- **WHAT YOU NEED TO DO**:
Write the material out again, line by line, exactly as it is.

- **Saved data entries**:
————

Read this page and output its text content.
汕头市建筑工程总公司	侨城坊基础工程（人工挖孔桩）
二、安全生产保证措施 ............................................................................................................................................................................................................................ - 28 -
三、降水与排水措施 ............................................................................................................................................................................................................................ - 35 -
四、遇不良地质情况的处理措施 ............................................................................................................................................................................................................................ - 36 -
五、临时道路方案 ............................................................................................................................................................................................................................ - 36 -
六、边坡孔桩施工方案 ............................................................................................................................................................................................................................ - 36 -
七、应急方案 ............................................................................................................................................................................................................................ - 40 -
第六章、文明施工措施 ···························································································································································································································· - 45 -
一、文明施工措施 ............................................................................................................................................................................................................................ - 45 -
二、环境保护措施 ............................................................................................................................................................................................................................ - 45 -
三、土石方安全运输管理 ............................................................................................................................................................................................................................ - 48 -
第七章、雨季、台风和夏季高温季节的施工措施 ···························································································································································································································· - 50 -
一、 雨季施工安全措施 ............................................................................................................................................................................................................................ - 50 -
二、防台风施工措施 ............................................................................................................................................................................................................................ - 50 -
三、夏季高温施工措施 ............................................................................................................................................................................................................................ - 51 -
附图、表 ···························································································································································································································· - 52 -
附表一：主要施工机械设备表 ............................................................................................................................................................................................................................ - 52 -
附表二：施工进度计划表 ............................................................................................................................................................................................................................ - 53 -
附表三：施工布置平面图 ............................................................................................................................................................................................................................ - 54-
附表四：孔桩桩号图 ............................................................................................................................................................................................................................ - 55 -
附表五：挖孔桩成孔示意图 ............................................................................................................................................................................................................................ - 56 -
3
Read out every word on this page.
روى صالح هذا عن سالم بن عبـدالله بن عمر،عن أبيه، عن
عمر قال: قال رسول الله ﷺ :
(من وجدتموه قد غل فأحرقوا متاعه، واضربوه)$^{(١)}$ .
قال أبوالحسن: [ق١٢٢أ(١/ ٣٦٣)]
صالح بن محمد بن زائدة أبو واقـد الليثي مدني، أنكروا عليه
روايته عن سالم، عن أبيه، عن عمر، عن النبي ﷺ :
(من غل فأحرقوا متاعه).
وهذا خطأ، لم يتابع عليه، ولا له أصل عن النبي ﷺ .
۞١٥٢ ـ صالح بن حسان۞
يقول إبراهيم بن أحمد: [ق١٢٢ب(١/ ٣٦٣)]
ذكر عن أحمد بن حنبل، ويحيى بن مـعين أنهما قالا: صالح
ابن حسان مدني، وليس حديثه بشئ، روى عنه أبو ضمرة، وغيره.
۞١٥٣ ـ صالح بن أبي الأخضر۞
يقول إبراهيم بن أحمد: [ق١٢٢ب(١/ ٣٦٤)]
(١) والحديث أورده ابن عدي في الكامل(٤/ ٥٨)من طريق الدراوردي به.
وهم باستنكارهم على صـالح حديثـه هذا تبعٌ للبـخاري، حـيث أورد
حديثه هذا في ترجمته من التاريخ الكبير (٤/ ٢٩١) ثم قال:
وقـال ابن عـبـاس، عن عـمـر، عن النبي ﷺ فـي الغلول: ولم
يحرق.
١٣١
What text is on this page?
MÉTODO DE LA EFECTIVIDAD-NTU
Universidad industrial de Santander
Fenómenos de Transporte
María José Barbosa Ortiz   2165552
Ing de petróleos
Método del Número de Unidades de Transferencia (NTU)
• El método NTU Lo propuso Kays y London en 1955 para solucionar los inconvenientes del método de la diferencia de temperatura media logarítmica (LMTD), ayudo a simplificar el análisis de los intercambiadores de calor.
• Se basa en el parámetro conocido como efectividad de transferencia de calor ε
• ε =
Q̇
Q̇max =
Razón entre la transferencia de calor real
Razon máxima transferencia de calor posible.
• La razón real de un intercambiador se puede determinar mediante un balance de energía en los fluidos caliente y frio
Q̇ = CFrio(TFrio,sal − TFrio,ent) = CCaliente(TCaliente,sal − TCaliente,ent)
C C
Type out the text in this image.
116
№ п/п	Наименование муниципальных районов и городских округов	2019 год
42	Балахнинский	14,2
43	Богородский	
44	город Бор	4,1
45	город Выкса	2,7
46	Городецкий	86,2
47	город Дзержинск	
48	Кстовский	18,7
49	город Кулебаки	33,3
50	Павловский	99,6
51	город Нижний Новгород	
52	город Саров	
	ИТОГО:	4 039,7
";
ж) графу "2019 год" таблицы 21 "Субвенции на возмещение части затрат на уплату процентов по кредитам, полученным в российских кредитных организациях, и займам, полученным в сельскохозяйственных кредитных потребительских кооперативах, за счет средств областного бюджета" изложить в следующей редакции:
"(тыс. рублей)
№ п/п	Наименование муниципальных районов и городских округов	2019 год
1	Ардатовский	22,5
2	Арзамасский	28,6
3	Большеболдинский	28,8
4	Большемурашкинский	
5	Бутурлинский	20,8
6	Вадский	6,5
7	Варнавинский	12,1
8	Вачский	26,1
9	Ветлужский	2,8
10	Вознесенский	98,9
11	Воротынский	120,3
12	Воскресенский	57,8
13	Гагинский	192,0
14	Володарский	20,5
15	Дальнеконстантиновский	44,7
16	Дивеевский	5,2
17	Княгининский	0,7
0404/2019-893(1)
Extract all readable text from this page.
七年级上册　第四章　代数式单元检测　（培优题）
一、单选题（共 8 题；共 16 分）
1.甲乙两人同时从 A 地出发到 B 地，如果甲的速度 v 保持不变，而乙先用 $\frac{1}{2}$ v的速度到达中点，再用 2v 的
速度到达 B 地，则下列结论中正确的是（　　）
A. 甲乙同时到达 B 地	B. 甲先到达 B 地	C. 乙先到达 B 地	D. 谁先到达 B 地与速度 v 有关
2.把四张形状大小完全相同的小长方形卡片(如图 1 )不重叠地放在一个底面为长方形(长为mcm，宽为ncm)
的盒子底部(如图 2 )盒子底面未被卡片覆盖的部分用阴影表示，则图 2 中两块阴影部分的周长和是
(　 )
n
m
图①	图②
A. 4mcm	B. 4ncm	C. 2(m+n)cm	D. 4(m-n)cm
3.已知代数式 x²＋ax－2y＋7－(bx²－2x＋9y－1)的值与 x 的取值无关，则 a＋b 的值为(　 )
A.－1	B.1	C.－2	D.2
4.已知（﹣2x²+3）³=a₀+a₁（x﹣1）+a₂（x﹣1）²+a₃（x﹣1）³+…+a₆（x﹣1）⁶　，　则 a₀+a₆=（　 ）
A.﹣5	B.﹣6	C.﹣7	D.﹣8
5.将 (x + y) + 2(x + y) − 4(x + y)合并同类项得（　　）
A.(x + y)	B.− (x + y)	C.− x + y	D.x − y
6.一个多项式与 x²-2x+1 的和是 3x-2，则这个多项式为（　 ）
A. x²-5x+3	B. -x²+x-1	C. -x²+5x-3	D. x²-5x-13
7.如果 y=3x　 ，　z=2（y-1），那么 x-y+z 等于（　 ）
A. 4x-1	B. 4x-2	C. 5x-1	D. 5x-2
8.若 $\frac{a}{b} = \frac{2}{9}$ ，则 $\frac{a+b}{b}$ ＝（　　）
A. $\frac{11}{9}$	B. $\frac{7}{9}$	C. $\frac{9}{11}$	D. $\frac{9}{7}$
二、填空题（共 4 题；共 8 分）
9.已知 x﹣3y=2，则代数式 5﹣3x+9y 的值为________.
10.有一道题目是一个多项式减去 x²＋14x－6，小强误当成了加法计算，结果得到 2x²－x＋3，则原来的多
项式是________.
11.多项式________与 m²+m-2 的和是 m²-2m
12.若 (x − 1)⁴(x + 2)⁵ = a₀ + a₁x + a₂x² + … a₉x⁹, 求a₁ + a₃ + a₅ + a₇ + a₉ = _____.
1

————

- **TASK RESPONSE**:
Read this page and output its text content.
汕头市建筑工程总公司	侨城坊基础工程（人工挖孔桩）
二、安全生产保证措施 ............................................................................................................................................................................................................................ - 28 -
三、降水与排水措施 ............................................................................................................................................................................................................................ - 35 -
四、遇不良地质情况的处理措施 ............................................................................................................................................................................................................................ - 36 -
五、临时道路方案 ............................................................................................................................................................................................................................ - 36 -
六、边坡孔桩施工方案 ............................................................................................................................................................................................................................ - 36 -
七、应急方案 ............................................................................................................................................................................................................................ - 40 -
第六章、文明施工措施 ···························································································································································································································· - 45 -
一、文明施工措施 ............................................................................................................................................................................................................................ - 45 -
二、环境保护措施 ............................................................................................................................................................................................................................ - 45 -
三、土石方安全运输管理 ............................................................................................................................................................................................................................ - 48 -
第七章、雨季、台风和夏季高温季节的施工措施 ···························································································································································································································· - 50 -
一、 雨季施工安全措施 ............................................................................................................................................................................................................................ - 50 -
二、防台风施工措施 ............................................................................................................................................................................................................................ - 50 -
三、夏季高温施工措施 ............................................................................................................................................................................................................................ - 51 -
附图、表 ···························································································································································································································· - 52 -
附表一：主要施工机械设备表 ............................................................................................................................................................................................................................ - 52 -
附表二：施工进度计划表 ............................................................................................................................................................................................................................ - 53 -
附表三：施工布置平面图 ............................................................................................................................................................................................................................ - 54-
附表四：孔桩桩号图 ............................................................................................................................................................................................................................ - 55 -
附表五：挖孔桩成孔示意图 ............................................................................................................................................................................................................................ - 56 -
3
Read out every word on this page.
روى صالح هذا عن سالم بن عبـدالله بن عمر،عن أبيه، عن
عمر قال: قال رسول الله ﷺ :
(من وجدتموه قد غل فأحرقوا متاعه، واضربوه)$^{(١)}$ .
قال أبوالحسن: [ق١٢٢أ(١/ ٣٦٣)]
صالح بن محمد بن زائدة أبو واقـد الليثي مدني، أنكروا عليه
روايته عن سالم، عن أبيه، عن عمر، عن النبي ﷺ :
(من غل فأحرقوا متاعه).
وهذا خطأ، لم يتابع عليه، ولا له أصل عن النبي ﷺ .
۞١٥٢ ـ صالح بن حسان۞
يقول إبراهيم بن أحمد: [ق١٢٢ب(١/ ٣٦٣)]
ذكر عن أحمد بن حنبل، ويحيى بن مـعين أنهما قالا: صالح
ابن حسان مدني، وليس حديثه بشئ، روى عنه أبو ضمرة، وغيره.
۞١٥٣ ـ صالح بن أبي الأخضر۞
يقول إبراهيم بن أحمد: [ق١٢٢ب(١/ ٣٦٤)]
(١) والحديث أورده ابن عدي في الكامل(٤/ ٥٨)من طريق الدراوردي به.
وهم باستنكارهم على صـالح حديثـه هذا تبعٌ للبـخاري، حـيث أورد
حديثه هذا في ترجمته من التاريخ الكبير (٤/ ٢٩١) ثم قال:
وقـال ابن عـبـاس، عن عـمـر، عن النبي ﷺ فـي الغلول: ولم
يحرق.
١٣١
What text is on this page?
MÉTODO DE LA EFECTIVIDAD-NTU
Universidad industrial de Santander
Fenómenos de Transporte
María José Barbosa Ortiz   2165552
Ing de petróleos
Método del Número de Unidades de Transferencia (NTU)
• El método NTU Lo propuso Kays y London en 1955 para solucionar los inconvenientes del método de la diferencia de temperatura media logarítmica (LMTD), ayudo a simplificar el análisis de los intercambiadores de calor.
• Se basa en el parámetro conocido como efectividad de transferencia de calor ε
• ε =
Q̇
Q̇max =
Razón entre la transferencia de calor real
Razon máxima transferencia de calor posible.
• La razón real de un intercambiador se puede determinar mediante un balance de energía en los fluidos caliente y frio
Q̇ = CFrio(TFrio,sal − TFrio,ent) = CCaliente(TCaliente,sal − TCaliente,ent)
C C
Type out the text in this image.
116
№ п/п	Наименование муниципальных районов и городских округов	2019 год
42	Балахнинский	14,2
43	Богородский	
44	город Бор	4,1
45	город Выкса	2,7
46	Городецкий	86,2
47	город Дзержинск	
48	Кстовский	18,7
49	город Кулебаки	33,3
50	Павловский	99,6
51	город Нижний Новгород	
52	город Саров	
	ИТОГО:	4 039,7
";
ж) графу "2019 год" таблицы 21 "Субвенции на возмещение части затрат на уплату процентов по кредитам, полученным в российских кредитных организациях, и займам, полученным в сельскохозяйственных кредитных потребительских кооперативах, за счет средств областного бюджета" изложить в следующей редакции:
"(тыс. рублей)
№ п/п	Наименование муниципальных районов и городских округов	2019 год
1	Ардатовский	22,5
2	Арзамасский	28,6
3	Большеболдинский	28,8
4	Большемурашкинский	
5	Бутурлинский	20,8
6	Вадский	6,5
7	Варнавинский	12,1
8	Вачский	26,1
9	Ветлужский	2,8
10	Вознесенский	98,9
11	Воротынский	120,3
12	Воскресенский	57,8
13	Гагинский	192,0
14	Володарский	20,5
15	Дальнеконстантиновский	44,7
16	Дивеевский	5,2
17	Княгининский	0,7
0404/2019-893(1)
Extract all readable text from this page.
七年级上册　第四章　代数式单元检测　（培优题）
一、单选题（共 8 题；共 16 分）
1.甲乙两人同时从 A 地出发到 B 地，如果甲的速度 v 保持不变，而乙先用 $\frac{1}{2}$ v的速度到达中点，再用 2v 的
速度到达 B 地，则下列结论中正确的是（　　）
A. 甲乙同时到达 B 地	B. 甲先到达 B 地	C. 乙先到达 B 地	D. 谁先到达 B 地与速度 v 有关
2.把四张形状大小完全相同的小长方形卡片(如图 1 )不重叠地放在一个底面为长方形(长为mcm，宽为ncm)
的盒子底部(如图 2 )盒子底面未被卡片覆盖的部分用阴影表示，则图 2 中两块阴影部分的周长和是
(　 )
n
m
图①	图②
A. 4mcm	B. 4ncm	C. 2(m+n)cm	D. 4(m-n)cm
3.已知代数式 x²＋ax－2y＋7－(bx²－2x＋9y－1)的值与 x 的取值无关，则 a＋b 的值为(　 )
A.－1	B.1	C.－2	D.2
4.已知（﹣2x²+3）³=a₀+a₁（x﹣1）+a₂（x﹣1）²+a₃（x﹣1）³+…+a₆（x﹣1）⁶　，　则 a₀+a₆=（　 ）
A.﹣5	B.﹣6	C.﹣7	D.﹣8
5.将 (x + y) + 2(x + y) − 4(x + y)合并同类项得（　　）
A.(x + y)	B.− (x + y)	C.− x + y	D.x − y
6.一个多项式与 x²-2x+1 的和是 3x-2，则这个多项式为（　 ）
A. x²-5x+3	B. -x²+x-1	C. -x²+5x-3	D. x²-5x-13
7.如果 y=3x　 ，　z=2（y-1），那么 x-y+z 等于（　 ）
A. 4x-1	B. 4x-2	C. 5x-1	D. 5x-2
8.若 $\frac{a}{b} = \frac{2}{9}$ ，则 $\frac{a+b}{b}$ ＝（　　）
A. $\frac{11}{9}$	B. $\frac{7}{9}$	C. $\frac{9}{11}$	D. $\frac{9}{7}$
二、填空题（共 4 题；共 8 分）
9.已知 x﹣3y=2，则代数式 5﹣3x+9y 的值为________.
10.有一道题目是一个多项式减去 x²＋14x－6，小强误当成了加法计算，结果得到 2x²－x＋3，则原来的多
项式是________.
11.多项式________与 m²+m-2 的和是 m²-2m
12.若 (x − 1)⁴(x + 2)⁵ = a₀ + a₁x + a₂x² + … a₉x⁹, 求a₁ + a₃ + a₅ + a₇ + a₉ = _____.
1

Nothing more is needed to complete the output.